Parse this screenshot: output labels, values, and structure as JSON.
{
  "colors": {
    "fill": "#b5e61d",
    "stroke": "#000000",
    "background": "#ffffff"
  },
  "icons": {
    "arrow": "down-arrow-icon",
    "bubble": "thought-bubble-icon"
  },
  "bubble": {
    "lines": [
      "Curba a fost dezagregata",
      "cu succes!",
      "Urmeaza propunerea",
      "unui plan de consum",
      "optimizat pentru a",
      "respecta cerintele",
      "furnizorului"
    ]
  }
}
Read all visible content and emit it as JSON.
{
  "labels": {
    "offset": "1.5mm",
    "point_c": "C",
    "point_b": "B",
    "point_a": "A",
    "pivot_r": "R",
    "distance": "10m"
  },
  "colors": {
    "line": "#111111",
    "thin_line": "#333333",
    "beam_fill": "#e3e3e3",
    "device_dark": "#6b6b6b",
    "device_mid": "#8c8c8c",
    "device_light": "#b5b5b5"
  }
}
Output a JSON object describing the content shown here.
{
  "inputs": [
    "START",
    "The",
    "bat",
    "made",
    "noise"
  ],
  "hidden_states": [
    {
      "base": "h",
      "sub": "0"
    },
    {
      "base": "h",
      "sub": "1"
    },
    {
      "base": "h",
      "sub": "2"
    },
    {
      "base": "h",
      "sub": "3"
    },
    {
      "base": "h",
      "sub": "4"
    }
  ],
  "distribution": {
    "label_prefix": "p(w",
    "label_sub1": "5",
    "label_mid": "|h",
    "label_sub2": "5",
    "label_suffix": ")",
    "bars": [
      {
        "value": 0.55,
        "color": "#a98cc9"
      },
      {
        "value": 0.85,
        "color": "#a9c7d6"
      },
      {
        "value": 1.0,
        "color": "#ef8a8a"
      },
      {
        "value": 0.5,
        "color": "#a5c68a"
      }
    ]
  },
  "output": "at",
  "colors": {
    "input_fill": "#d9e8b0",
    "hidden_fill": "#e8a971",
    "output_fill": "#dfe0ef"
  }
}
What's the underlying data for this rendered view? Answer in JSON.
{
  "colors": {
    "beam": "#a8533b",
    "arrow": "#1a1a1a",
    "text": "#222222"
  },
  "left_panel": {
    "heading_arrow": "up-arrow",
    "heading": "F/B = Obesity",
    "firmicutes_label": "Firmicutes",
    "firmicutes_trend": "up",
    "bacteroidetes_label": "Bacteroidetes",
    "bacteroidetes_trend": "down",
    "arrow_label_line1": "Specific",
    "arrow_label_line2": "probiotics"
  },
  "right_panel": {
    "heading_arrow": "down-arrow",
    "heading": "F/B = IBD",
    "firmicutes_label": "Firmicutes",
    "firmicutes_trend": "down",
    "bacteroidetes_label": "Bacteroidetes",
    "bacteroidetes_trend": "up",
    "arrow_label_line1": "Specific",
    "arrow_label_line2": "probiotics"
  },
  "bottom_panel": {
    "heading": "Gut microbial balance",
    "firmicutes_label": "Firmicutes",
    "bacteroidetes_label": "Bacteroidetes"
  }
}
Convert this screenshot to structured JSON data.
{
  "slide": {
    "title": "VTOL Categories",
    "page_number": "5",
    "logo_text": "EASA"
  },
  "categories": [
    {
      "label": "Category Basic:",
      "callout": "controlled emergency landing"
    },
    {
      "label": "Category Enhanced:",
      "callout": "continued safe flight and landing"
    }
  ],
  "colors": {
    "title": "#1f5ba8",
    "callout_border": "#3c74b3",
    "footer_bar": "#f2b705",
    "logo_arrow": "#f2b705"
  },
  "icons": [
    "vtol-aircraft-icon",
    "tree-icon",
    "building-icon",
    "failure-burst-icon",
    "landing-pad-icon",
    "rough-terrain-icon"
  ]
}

WHAT THE EXERCISE ASKS – Identify which lines contain the word "landing" and copy each one.

OUTPUT OF THE TASK –
      "callout": "controlled emergency landing"
      "callout": "continued safe flight and landing"
    "landing-pad-icon",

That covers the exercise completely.